### TASK TO CARRY OUT
Find every line in the records below that holds the word "achat", and copy it out.

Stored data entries
━━━━━━

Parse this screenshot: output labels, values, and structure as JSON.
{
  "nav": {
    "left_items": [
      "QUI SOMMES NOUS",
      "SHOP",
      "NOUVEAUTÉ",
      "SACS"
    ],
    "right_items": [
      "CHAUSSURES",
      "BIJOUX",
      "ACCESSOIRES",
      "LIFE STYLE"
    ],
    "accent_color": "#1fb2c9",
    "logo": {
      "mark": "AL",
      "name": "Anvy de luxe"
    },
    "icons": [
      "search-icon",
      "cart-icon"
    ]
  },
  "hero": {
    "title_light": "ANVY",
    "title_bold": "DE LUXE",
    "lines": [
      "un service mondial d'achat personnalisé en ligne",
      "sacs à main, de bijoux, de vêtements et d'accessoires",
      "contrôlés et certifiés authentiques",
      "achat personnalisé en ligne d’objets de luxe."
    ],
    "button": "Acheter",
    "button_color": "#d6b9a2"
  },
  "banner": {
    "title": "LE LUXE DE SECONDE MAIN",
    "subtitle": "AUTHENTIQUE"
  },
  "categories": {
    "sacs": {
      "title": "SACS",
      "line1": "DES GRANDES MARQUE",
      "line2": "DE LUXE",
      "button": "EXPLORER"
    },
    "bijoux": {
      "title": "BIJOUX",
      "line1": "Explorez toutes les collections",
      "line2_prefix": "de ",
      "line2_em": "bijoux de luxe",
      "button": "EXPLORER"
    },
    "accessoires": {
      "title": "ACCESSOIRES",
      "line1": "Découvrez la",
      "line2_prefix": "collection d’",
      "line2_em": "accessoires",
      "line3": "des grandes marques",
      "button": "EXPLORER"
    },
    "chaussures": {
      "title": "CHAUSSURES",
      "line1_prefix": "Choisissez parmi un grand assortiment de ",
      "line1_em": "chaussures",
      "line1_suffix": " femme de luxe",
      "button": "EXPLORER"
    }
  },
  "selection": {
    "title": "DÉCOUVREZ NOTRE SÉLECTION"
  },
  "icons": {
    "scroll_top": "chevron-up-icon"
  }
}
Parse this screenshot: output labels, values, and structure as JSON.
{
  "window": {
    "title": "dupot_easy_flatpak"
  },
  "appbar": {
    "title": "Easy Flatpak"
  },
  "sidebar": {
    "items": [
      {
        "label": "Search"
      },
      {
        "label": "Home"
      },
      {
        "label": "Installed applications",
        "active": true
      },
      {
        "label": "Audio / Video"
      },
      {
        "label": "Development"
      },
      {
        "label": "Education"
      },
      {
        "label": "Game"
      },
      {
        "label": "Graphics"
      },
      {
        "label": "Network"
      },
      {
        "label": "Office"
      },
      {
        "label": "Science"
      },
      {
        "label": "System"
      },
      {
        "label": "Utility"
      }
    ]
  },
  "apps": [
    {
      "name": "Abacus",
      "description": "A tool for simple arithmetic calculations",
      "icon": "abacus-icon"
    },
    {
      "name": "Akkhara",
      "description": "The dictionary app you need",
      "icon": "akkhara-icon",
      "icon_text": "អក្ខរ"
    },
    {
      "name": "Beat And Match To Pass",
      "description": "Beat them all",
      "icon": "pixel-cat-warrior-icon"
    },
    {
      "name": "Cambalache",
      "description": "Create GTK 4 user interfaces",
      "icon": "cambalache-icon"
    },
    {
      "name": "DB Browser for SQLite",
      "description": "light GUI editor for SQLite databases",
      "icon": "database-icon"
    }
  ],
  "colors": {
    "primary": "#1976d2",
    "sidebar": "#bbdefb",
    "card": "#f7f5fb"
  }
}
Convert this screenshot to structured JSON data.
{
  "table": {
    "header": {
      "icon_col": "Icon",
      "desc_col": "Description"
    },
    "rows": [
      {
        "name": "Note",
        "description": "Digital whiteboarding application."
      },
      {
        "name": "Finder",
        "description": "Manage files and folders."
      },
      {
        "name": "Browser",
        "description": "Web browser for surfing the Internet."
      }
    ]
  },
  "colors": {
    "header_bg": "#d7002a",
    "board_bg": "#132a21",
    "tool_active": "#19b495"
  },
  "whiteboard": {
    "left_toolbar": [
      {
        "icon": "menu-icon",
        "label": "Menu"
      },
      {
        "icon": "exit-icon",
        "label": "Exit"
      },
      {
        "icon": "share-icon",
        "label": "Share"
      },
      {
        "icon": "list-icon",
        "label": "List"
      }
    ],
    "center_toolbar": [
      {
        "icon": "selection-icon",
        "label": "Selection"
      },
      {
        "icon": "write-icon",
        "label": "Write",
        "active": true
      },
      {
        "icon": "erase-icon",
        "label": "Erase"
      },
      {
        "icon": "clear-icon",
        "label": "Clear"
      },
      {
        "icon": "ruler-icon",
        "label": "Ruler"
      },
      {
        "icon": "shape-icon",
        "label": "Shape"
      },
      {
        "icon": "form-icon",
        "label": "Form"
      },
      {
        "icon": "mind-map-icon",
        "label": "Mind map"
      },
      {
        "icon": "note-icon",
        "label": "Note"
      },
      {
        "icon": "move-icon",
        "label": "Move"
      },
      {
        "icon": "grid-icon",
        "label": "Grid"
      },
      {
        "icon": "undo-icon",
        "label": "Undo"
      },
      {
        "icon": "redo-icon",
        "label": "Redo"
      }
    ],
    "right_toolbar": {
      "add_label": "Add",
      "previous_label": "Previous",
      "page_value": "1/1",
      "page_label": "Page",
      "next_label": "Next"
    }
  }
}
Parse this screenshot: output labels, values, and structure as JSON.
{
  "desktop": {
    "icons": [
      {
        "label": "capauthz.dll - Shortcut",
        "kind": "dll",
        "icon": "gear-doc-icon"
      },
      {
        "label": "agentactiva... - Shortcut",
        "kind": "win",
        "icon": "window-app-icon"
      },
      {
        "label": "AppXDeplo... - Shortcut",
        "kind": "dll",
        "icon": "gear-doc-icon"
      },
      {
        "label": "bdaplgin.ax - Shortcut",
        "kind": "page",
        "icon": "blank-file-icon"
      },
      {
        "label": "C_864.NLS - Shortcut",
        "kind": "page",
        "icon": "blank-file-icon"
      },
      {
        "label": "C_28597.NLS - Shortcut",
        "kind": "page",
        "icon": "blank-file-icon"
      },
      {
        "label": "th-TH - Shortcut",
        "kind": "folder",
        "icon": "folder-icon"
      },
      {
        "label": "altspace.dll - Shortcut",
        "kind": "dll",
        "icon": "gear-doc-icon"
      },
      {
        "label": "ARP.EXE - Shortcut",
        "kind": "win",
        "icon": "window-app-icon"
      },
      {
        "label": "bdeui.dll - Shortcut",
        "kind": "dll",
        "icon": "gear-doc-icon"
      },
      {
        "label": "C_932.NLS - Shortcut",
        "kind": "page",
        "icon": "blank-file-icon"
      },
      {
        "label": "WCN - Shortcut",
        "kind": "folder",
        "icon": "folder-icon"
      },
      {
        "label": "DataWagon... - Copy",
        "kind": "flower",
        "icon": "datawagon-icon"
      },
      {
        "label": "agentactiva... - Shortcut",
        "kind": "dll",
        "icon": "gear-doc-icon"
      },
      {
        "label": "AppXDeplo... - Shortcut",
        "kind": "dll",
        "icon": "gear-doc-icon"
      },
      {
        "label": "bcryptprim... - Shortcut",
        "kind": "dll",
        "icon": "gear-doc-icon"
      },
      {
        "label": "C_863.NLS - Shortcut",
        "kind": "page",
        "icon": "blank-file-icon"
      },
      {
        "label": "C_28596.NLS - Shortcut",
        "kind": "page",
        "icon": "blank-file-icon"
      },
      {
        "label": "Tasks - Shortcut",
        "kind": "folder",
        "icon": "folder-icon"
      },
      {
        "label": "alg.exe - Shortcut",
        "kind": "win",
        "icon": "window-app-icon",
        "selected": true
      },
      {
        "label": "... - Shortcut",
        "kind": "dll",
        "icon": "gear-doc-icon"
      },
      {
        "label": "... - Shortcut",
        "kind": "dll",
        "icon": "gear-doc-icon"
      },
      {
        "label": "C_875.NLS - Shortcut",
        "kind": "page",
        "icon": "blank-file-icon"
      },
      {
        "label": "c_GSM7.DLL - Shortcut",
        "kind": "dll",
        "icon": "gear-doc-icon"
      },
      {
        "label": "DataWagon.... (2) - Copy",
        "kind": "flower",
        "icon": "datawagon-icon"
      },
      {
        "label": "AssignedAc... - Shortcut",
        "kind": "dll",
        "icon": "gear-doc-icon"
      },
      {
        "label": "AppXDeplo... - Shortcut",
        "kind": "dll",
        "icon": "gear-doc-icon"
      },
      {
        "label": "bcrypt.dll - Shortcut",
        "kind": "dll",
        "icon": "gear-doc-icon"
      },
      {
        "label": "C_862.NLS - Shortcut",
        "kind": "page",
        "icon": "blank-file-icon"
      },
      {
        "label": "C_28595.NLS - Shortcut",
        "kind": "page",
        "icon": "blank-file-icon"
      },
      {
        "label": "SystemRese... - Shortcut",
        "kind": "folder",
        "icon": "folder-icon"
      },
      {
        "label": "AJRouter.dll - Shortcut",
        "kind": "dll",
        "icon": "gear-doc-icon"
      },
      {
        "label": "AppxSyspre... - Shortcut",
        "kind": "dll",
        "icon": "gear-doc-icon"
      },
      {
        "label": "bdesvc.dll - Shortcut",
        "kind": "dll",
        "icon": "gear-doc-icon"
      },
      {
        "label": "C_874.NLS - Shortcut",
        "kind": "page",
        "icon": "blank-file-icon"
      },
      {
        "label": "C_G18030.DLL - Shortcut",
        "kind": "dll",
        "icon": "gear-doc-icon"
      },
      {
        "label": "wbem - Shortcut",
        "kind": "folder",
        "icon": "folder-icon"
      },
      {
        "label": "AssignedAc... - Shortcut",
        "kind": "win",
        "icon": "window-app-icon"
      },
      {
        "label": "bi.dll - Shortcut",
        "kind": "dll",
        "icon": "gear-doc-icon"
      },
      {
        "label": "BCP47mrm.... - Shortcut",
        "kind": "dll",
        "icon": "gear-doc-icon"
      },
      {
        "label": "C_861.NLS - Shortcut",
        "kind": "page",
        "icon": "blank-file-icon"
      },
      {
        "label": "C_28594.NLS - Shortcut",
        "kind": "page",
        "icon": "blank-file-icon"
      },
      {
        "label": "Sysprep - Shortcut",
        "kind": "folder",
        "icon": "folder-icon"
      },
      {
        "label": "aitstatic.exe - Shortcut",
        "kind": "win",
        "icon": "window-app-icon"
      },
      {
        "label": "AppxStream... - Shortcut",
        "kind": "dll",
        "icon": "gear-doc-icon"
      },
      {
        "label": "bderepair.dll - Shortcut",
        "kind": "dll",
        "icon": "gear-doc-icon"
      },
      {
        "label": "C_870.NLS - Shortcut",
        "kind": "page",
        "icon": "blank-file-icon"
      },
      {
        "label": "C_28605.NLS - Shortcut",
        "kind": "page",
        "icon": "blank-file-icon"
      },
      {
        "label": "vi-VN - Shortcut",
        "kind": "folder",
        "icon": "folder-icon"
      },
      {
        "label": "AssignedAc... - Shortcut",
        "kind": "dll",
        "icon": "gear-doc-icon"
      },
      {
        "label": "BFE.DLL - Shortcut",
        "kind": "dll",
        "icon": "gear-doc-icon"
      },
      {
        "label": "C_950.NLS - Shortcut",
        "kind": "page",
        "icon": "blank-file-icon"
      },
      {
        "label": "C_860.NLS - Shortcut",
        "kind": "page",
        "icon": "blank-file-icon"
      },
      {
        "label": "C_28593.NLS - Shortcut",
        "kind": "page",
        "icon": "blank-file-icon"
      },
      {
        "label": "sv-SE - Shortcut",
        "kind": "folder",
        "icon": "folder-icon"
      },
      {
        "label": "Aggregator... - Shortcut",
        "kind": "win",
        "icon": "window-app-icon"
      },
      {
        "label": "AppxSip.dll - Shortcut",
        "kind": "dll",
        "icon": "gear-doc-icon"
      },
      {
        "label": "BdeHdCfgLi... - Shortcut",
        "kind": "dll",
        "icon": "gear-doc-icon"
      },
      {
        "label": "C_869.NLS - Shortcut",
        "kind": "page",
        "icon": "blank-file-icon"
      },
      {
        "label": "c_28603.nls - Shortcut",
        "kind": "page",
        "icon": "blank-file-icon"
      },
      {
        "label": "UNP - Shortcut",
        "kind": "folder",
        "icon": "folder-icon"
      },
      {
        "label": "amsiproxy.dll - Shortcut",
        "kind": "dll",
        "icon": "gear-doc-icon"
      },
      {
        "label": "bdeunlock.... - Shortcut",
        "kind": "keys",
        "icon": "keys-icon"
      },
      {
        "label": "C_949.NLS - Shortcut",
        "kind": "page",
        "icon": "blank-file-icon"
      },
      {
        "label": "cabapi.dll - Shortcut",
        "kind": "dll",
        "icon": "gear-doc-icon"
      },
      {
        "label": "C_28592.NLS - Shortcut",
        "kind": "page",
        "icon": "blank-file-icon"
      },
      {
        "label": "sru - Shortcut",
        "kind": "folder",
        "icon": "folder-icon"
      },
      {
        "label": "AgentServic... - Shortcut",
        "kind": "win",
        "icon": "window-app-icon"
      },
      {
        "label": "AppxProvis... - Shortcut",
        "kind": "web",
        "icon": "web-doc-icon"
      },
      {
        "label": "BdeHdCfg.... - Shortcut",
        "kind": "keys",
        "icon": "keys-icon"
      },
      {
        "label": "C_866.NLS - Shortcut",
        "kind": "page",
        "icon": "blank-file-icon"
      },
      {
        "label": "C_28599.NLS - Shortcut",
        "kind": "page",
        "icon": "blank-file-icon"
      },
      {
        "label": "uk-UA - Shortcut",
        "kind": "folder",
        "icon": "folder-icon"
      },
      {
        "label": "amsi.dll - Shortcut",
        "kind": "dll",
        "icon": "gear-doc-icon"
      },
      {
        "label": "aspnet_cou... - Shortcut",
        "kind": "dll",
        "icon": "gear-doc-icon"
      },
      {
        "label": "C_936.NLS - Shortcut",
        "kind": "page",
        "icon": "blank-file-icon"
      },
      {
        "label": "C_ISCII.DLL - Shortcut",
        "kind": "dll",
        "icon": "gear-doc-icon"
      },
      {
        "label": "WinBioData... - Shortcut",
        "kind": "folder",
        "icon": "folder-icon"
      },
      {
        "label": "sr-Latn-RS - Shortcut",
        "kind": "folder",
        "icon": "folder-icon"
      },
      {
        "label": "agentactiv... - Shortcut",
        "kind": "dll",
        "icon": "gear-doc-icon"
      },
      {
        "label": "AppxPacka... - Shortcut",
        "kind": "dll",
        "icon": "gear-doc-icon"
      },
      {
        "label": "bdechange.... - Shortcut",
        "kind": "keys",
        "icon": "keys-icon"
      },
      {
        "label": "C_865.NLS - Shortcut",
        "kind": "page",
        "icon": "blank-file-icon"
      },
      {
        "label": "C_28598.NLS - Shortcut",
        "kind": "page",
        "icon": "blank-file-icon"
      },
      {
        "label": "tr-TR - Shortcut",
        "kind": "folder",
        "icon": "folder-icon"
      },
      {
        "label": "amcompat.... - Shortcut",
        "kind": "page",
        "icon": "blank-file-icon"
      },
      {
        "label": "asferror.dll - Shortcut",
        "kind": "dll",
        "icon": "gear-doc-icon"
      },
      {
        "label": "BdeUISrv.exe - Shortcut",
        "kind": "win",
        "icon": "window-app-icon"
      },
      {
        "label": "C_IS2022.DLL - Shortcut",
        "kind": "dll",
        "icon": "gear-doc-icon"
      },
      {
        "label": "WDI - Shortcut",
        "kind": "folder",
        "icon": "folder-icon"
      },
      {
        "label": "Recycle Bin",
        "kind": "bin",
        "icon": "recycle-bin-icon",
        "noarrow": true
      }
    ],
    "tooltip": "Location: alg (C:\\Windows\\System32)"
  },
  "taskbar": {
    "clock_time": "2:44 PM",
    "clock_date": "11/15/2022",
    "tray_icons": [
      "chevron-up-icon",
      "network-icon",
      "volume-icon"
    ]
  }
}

━━━━━━

### COMPLETE RESPONSE
      "un service mondial d'achat personnalisé en ligne",
      "achat personnalisé en ligne d’objets de luxe."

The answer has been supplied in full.